> **THE PROBLEM**
Pull out every line below that contains the word "JSON".

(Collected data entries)

-- Start --

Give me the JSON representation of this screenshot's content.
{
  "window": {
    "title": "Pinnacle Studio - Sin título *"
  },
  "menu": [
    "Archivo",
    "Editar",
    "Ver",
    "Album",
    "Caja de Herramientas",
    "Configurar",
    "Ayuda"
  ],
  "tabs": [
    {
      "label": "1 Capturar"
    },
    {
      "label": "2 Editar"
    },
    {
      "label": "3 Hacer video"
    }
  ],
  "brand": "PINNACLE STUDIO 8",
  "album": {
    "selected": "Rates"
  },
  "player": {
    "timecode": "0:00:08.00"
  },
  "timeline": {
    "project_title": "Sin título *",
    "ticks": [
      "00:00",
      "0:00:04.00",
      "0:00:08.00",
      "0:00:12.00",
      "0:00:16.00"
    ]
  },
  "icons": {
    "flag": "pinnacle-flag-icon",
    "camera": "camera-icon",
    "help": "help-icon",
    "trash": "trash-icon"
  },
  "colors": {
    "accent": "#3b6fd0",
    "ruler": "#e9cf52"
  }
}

-- End --
-- Start --

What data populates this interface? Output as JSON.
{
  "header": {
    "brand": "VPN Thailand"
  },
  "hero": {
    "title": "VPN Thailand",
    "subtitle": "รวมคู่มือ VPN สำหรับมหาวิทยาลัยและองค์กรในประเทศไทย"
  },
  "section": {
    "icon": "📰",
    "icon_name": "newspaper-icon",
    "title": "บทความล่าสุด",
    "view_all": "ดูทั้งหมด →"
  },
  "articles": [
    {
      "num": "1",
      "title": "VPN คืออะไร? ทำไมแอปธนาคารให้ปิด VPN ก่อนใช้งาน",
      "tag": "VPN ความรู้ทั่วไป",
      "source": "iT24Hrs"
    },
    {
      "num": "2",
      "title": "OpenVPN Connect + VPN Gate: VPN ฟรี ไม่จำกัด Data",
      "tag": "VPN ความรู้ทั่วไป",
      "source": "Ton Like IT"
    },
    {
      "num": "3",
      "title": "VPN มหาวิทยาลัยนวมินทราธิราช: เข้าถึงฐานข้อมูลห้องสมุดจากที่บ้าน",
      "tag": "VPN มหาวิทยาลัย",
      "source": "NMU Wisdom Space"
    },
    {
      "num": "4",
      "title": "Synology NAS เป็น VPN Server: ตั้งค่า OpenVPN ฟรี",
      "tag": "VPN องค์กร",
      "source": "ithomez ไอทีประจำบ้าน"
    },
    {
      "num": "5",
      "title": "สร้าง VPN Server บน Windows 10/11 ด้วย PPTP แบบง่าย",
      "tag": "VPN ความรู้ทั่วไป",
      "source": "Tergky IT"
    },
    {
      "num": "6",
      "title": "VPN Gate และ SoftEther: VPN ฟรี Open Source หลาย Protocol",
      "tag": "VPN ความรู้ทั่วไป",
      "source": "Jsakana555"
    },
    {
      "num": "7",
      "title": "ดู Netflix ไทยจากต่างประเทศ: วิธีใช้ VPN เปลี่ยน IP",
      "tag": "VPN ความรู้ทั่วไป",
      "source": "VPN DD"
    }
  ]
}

-- End --

> **SOLVED PROBLEM**
Give me the JSON representation of this screenshot's content.
What data populates this interface? Output as JSON.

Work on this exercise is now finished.